====== DATA SECTION ======

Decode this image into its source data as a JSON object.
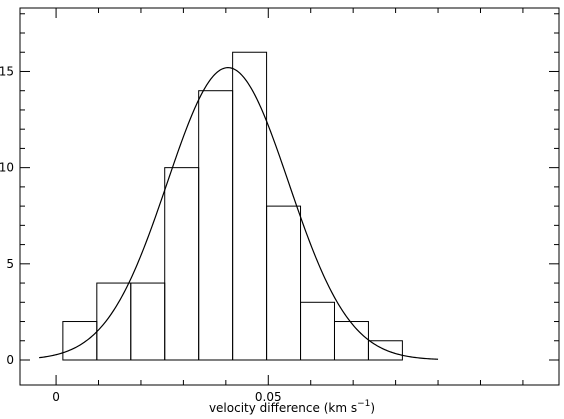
{
  "chart_data": {
    "type": "bar",
    "title": "",
    "xlabel": "velocity difference (km s",
    "xlabel_superscript": "−1",
    "xlabel_suffix": ")",
    "ylabel": "",
    "xlim": [
      -0.0085,
      0.1185
    ],
    "ylim": [
      -1.3,
      18.3
    ],
    "x_tick_labels": [
      {
        "value": 0,
        "label": "0"
      },
      {
        "value": 0.05,
        "label": "0.05"
      }
    ],
    "y_tick_labels": [
      {
        "value": 0,
        "label": "0"
      },
      {
        "value": 5,
        "label": "5"
      },
      {
        "value": 10,
        "label": "10"
      },
      {
        "value": 15,
        "label": "15"
      }
    ],
    "x_minor_step": 0.01,
    "y_minor_step": 1,
    "histogram": {
      "bin_edges": [
        0.0016,
        0.0096,
        0.0176,
        0.0256,
        0.0336,
        0.0416,
        0.0496,
        0.0576,
        0.0656,
        0.0736,
        0.0816
      ],
      "counts": [
        2,
        4,
        4,
        10,
        14,
        16,
        8,
        3,
        2,
        1
      ]
    },
    "gaussian_fit": {
      "amplitude": 15.2,
      "mean": 0.0405,
      "sigma": 0.0143,
      "x_range": [
        -0.004,
        0.09
      ]
    },
    "grid": false,
    "legend": "none"
  }
}
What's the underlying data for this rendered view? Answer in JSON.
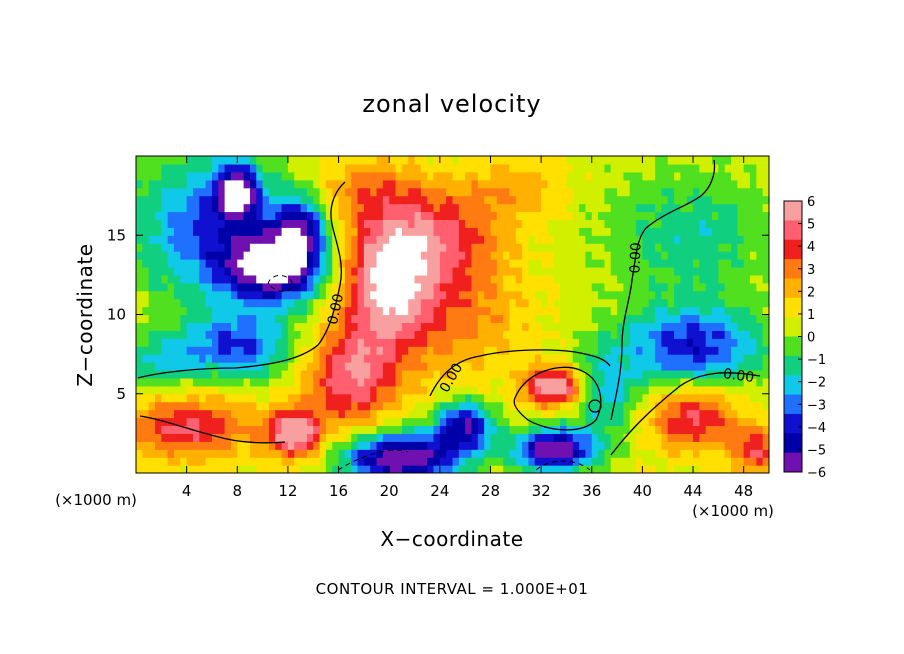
{
  "chart_data": {
    "type": "heatmap",
    "title": "zonal velocity",
    "xlabel": "X−coordinate",
    "ylabel": "Z−coordinate",
    "x_unit": "(×1000 m)",
    "z_unit": "(×1000 m)",
    "xlim": [
      0,
      50
    ],
    "ylim": [
      0,
      20
    ],
    "x_ticks": [
      "4",
      "8",
      "12",
      "16",
      "20",
      "24",
      "28",
      "32",
      "36",
      "40",
      "44",
      "48"
    ],
    "y_ticks": [
      "5",
      "10",
      "15"
    ],
    "colorbar": {
      "range": [
        -6,
        6
      ],
      "labels": [
        "6",
        "5",
        "4",
        "3",
        "2",
        "1",
        "0",
        "−1",
        "−2",
        "−3",
        "−4",
        "−5",
        "−6"
      ],
      "colors": [
        "#f8a0a0",
        "#ff5f6f",
        "#f0201f",
        "#ff7a10",
        "#ffb000",
        "#ffe000",
        "#d0f000",
        "#50e020",
        "#10d080",
        "#10c8e8",
        "#2070ff",
        "#1010d0",
        "#0000a8",
        "#7010b0"
      ]
    },
    "contour_labels": [
      "0.00",
      "0.00",
      "0.00",
      "0.00"
    ],
    "contour_interval_text": "CONTOUR INTERVAL = 1.000E+01",
    "blobs": [
      {
        "x": 8,
        "z": 17.8,
        "rx": 1.6,
        "rz": 1.6,
        "v": -5.5
      },
      {
        "x": 6,
        "z": 15.5,
        "rx": 6,
        "rz": 4.5,
        "v": -3.5
      },
      {
        "x": 11,
        "z": 13,
        "rx": 3.8,
        "rz": 2.2,
        "v": -6.5
      },
      {
        "x": 13,
        "z": 15.5,
        "rx": 2,
        "rz": 2,
        "v": -4
      },
      {
        "x": 20,
        "z": 12,
        "rx": 3.6,
        "rz": 4.2,
        "v": 6.5
      },
      {
        "x": 24,
        "z": 15,
        "rx": 5,
        "rz": 3,
        "v": 3.8
      },
      {
        "x": 26,
        "z": 10,
        "rx": 5,
        "rz": 4,
        "v": 2.6
      },
      {
        "x": 17,
        "z": 6,
        "rx": 3.5,
        "rz": 3,
        "v": 5
      },
      {
        "x": 18,
        "z": 18,
        "rx": 4,
        "rz": 2,
        "v": 2.5
      },
      {
        "x": 12.5,
        "z": 2.5,
        "rx": 2.2,
        "rz": 1.5,
        "v": 6.2
      },
      {
        "x": 4,
        "z": 3,
        "rx": 5,
        "rz": 2,
        "v": 4.5
      },
      {
        "x": 21,
        "z": 1,
        "rx": 4.5,
        "rz": 1.6,
        "v": -6.5
      },
      {
        "x": 26,
        "z": 3,
        "rx": 2.2,
        "rz": 1.6,
        "v": -5
      },
      {
        "x": 33,
        "z": 5.5,
        "rx": 2.2,
        "rz": 1.2,
        "v": 6.5
      },
      {
        "x": 33,
        "z": 1.5,
        "rx": 3,
        "rz": 1.3,
        "v": -6.5
      },
      {
        "x": 37,
        "z": 5,
        "rx": 2.5,
        "rz": 3,
        "v": -2
      },
      {
        "x": 44,
        "z": 3.5,
        "rx": 3.5,
        "rz": 2,
        "v": 4.5
      },
      {
        "x": 44,
        "z": 8,
        "rx": 5.5,
        "rz": 2.5,
        "v": -4
      },
      {
        "x": 49,
        "z": 1.5,
        "rx": 2,
        "rz": 1.5,
        "v": 4
      },
      {
        "x": 36,
        "z": 16,
        "rx": 6,
        "rz": 5,
        "v": 0.4
      },
      {
        "x": 44,
        "z": 15,
        "rx": 6,
        "rz": 4,
        "v": -1.5
      },
      {
        "x": 30,
        "z": 18,
        "rx": 4,
        "rz": 2,
        "v": 2.2
      },
      {
        "x": 2,
        "z": 7,
        "rx": 3,
        "rz": 2,
        "v": -1.8
      },
      {
        "x": 8,
        "z": 8,
        "rx": 4,
        "rz": 2,
        "v": -3.5
      }
    ]
  }
}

======

Give the data again exactly as written, with all pictures left out.

(REPLY TO THE EXERCISE)
Decode this image into its source data as a JSON object.
{
  "chart_data": {
    "type": "bar",
    "title": "",
    "xlabel": "velocity difference (km s",
    "xlabel_superscript": "−1",
    "xlabel_suffix": ")",
    "ylabel": "",
    "xlim": [
      -0.0085,
      0.1185
    ],
    "ylim": [
      -1.3,
      18.3
    ],
    "x_tick_labels": [
      {
        "value": 0,
        "label": "0"
      },
      {
        "value": 0.05,
        "label": "0.05"
      }
    ],
    "y_tick_labels": [
      {
        "value": 0,
        "label": "0"
      },
      {
        "value": 5,
        "label": "5"
      },
      {
        "value": 10,
        "label": "10"
      },
      {
        "value": 15,
        "label": "15"
      }
    ],
    "x_minor_step": 0.01,
    "y_minor_step": 1,
    "histogram": {
      "bin_edges": [
        0.0016,
        0.0096,
        0.0176,
        0.0256,
        0.0336,
        0.0416,
        0.0496,
        0.0576,
        0.0656,
        0.0736,
        0.0816
      ],
      "counts": [
        2,
        4,
        4,
        10,
        14,
        16,
        8,
        3,
        2,
        1
      ]
    },
    "gaussian_fit": {
      "amplitude": 15.2,
      "mean": 0.0405,
      "sigma": 0.0143,
      "x_range": [
        -0.004,
        0.09
      ]
    },
    "grid": false,
    "legend": "none"
  }
}
What's the underlying data for this rendered view? Answer in JSON.
{
  "chart_data": {
    "type": "heatmap",
    "title": "zonal velocity",
    "xlabel": "X−coordinate",
    "ylabel": "Z−coordinate",
    "x_unit": "(×1000 m)",
    "z_unit": "(×1000 m)",
    "xlim": [
      0,
      50
    ],
    "ylim": [
      0,
      20
    ],
    "x_ticks": [
      "4",
      "8",
      "12",
      "16",
      "20",
      "24",
      "28",
      "32",
      "36",
      "40",
      "44",
      "48"
    ],
    "y_ticks": [
      "5",
      "10",
      "15"
    ],
    "colorbar": {
      "range": [
        -6,
        6
      ],
      "labels": [
        "6",
        "5",
        "4",
        "3",
        "2",
        "1",
        "0",
        "−1",
        "−2",
        "−3",
        "−4",
        "−5",
        "−6"
      ],
      "colors": [
        "#f8a0a0",
        "#ff5f6f",
        "#f0201f",
        "#ff7a10",
        "#ffb000",
        "#ffe000",
        "#d0f000",
        "#50e020",
        "#10d080",
        "#10c8e8",
        "#2070ff",
        "#1010d0",
        "#0000a8",
        "#7010b0"
      ]
    },
    "contour_labels": [
      "0.00",
      "0.00",
      "0.00",
      "0.00"
    ],
    "contour_interval_text": "CONTOUR INTERVAL = 1.000E+01",
    "blobs": [
      {
        "x": 8,
        "z": 17.8,
        "rx": 1.6,
        "rz": 1.6,
        "v": -5.5
      },
      {
        "x": 6,
        "z": 15.5,
        "rx": 6,
        "rz": 4.5,
        "v": -3.5
      },
      {
        "x": 11,
        "z": 13,
        "rx": 3.8,
        "rz": 2.2,
        "v": -6.5
      },
      {
        "x": 13,
        "z": 15.5,
        "rx": 2,
        "rz": 2,
        "v": -4
      },
      {
        "x": 20,
        "z": 12,
        "rx": 3.6,
        "rz": 4.2,
        "v": 6.5
      },
      {
        "x": 24,
        "z": 15,
        "rx": 5,
        "rz": 3,
        "v": 3.8
      },
      {
        "x": 26,
        "z": 10,
        "rx": 5,
        "rz": 4,
        "v": 2.6
      },
      {
        "x": 17,
        "z": 6,
        "rx": 3.5,
        "rz": 3,
        "v": 5
      },
      {
        "x": 18,
        "z": 18,
        "rx": 4,
        "rz": 2,
        "v": 2.5
      },
      {
        "x": 12.5,
        "z": 2.5,
        "rx": 2.2,
        "rz": 1.5,
        "v": 6.2
      },
      {
        "x": 4,
        "z": 3,
        "rx": 5,
        "rz": 2,
        "v": 4.5
      },
      {
        "x": 21,
        "z": 1,
        "rx": 4.5,
        "rz": 1.6,
        "v": -6.5
      },
      {
        "x": 26,
        "z": 3,
        "rx": 2.2,
        "rz": 1.6,
        "v": -5
      },
      {
        "x": 33,
        "z": 5.5,
        "rx": 2.2,
        "rz": 1.2,
        "v": 6.5
      },
      {
        "x": 33,
        "z": 1.5,
        "rx": 3,
        "rz": 1.3,
        "v": -6.5
      },
      {
        "x": 37,
        "z": 5,
        "rx": 2.5,
        "rz": 3,
        "v": -2
      },
      {
        "x": 44,
        "z": 3.5,
        "rx": 3.5,
        "rz": 2,
        "v": 4.5
      },
      {
        "x": 44,
        "z": 8,
        "rx": 5.5,
        "rz": 2.5,
        "v": -4
      },
      {
        "x": 49,
        "z": 1.5,
        "rx": 2,
        "rz": 1.5,
        "v": 4
      },
      {
        "x": 36,
        "z": 16,
        "rx": 6,
        "rz": 5,
        "v": 0.4
      },
      {
        "x": 44,
        "z": 15,
        "rx": 6,
        "rz": 4,
        "v": -1.5
      },
      {
        "x": 30,
        "z": 18,
        "rx": 4,
        "rz": 2,
        "v": 2.2
      },
      {
        "x": 2,
        "z": 7,
        "rx": 3,
        "rz": 2,
        "v": -1.8
      },
      {
        "x": 8,
        "z": 8,
        "rx": 4,
        "rz": 2,
        "v": -3.5
      }
    ]
  }
}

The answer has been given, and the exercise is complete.